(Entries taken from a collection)
○ ○ ○ ○

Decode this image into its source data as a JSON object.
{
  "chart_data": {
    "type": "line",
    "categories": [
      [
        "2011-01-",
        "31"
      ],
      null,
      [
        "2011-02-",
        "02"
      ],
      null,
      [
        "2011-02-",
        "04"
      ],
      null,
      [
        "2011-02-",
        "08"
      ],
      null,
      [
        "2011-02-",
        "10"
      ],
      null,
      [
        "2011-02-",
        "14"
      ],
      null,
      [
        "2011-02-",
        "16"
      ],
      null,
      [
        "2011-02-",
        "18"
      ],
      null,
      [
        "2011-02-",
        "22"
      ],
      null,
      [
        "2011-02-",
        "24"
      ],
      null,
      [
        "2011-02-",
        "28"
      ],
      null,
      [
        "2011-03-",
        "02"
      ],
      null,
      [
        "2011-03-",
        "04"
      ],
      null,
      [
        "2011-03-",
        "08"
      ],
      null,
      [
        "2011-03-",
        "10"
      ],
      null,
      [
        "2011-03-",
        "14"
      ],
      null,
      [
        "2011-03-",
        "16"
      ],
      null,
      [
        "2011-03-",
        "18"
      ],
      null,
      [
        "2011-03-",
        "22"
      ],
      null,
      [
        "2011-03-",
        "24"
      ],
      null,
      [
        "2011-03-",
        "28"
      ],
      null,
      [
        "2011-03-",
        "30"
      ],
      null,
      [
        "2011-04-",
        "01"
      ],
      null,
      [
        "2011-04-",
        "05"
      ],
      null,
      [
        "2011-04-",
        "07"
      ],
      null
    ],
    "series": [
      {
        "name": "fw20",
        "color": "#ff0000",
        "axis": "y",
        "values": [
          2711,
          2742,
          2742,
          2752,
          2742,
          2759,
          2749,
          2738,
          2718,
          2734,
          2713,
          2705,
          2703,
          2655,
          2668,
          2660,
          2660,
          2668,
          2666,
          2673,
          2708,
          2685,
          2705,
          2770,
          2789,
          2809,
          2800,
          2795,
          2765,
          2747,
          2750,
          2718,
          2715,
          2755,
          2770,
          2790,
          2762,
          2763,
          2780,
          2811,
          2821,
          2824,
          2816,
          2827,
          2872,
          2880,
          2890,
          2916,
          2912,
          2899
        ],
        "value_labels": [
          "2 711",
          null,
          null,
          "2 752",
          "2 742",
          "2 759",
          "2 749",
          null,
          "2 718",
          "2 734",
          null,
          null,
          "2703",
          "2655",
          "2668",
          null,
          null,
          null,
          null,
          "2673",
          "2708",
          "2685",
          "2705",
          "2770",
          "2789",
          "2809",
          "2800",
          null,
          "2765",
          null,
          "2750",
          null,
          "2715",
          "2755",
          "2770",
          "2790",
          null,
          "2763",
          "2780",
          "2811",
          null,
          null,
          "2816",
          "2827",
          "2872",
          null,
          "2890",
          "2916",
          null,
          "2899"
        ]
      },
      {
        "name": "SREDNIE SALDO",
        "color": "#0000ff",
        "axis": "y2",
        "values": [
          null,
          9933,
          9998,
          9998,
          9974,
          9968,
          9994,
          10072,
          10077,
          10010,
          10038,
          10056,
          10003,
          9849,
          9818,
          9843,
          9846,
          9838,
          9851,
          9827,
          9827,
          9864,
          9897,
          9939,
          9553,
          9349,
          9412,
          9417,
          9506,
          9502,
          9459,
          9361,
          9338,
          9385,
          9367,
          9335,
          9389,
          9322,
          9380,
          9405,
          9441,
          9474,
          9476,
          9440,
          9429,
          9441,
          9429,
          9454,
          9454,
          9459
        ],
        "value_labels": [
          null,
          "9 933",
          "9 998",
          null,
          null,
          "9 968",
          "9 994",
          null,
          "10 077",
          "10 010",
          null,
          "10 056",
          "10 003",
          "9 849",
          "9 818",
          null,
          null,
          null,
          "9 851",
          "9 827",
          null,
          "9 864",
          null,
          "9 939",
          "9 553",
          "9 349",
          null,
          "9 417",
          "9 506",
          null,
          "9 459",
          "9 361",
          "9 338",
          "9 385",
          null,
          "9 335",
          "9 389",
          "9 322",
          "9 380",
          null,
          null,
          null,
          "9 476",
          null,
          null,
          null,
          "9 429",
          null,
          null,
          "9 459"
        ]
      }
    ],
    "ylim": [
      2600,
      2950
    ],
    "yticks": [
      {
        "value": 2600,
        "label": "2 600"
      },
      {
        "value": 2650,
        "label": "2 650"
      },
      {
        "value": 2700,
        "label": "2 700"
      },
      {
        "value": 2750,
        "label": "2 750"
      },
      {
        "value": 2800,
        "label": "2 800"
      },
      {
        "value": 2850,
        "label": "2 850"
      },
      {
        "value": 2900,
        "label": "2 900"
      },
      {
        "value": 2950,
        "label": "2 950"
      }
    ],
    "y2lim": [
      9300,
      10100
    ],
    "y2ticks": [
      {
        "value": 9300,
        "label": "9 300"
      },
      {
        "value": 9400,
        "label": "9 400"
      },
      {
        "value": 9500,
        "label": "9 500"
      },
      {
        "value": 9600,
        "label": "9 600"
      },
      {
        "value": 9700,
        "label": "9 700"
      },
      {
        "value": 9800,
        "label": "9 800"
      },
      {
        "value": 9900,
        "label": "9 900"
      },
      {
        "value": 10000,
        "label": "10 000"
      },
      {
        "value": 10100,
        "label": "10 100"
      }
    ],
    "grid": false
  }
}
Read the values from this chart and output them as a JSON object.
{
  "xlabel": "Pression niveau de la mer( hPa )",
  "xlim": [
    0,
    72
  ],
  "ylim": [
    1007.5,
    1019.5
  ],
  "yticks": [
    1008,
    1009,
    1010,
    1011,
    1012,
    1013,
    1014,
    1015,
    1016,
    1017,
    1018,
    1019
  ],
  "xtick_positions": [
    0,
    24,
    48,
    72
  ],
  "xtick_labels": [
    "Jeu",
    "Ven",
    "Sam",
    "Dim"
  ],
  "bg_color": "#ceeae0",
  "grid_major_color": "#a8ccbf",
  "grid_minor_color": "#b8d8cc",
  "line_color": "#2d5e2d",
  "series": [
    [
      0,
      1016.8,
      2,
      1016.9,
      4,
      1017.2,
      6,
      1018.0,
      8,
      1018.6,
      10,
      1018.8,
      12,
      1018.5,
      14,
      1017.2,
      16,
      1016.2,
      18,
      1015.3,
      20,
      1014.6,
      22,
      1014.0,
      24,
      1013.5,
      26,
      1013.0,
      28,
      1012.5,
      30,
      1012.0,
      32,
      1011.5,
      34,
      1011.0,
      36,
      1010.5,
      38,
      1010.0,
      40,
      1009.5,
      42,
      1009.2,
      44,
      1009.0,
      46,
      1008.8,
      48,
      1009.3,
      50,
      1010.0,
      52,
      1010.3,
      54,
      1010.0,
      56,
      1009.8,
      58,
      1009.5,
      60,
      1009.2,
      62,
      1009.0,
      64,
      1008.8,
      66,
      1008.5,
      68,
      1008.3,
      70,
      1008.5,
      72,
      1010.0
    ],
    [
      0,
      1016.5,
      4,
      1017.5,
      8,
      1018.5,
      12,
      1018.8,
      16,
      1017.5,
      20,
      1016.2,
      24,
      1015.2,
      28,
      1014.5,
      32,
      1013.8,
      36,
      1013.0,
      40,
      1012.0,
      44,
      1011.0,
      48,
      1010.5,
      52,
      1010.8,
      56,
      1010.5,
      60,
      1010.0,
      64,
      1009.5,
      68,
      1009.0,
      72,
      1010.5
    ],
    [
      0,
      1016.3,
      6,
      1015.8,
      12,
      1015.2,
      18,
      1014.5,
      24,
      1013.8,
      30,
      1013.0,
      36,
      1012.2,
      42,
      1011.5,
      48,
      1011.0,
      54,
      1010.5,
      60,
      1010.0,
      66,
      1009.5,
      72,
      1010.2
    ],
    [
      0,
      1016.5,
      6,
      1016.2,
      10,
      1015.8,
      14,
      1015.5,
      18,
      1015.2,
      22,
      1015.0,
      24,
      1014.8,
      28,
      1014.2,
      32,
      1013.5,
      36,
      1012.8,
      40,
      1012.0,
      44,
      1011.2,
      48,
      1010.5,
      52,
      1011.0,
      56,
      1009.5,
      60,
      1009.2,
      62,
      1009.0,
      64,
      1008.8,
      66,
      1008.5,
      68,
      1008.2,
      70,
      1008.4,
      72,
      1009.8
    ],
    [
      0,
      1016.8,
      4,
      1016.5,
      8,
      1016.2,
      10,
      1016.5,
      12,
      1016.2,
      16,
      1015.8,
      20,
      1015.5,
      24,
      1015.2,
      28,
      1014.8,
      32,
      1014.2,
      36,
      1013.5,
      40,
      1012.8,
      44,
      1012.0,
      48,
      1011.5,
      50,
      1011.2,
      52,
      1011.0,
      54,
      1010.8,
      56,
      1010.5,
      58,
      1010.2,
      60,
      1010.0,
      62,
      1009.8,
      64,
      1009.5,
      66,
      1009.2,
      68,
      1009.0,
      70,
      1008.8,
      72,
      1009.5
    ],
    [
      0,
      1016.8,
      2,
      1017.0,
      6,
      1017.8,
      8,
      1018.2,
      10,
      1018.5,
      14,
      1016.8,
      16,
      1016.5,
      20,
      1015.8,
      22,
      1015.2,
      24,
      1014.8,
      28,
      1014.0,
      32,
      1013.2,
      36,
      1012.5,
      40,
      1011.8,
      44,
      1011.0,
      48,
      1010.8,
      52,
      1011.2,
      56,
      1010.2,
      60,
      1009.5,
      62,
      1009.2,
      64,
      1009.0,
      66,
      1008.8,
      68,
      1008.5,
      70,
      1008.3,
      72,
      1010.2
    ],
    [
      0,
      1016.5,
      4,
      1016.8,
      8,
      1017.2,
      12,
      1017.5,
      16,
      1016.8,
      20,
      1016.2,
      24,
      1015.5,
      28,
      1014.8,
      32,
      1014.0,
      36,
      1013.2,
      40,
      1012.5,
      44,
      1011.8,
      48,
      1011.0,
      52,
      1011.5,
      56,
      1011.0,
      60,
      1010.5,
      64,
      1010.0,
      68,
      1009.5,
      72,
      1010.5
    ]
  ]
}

○ ○ ○ ○

• [WHAT YOU ARE ASKED TO DO]
In the listing, find every line with the word "this" and state how many there are, nothing more.

• [EXERCISE OUTPUT]
2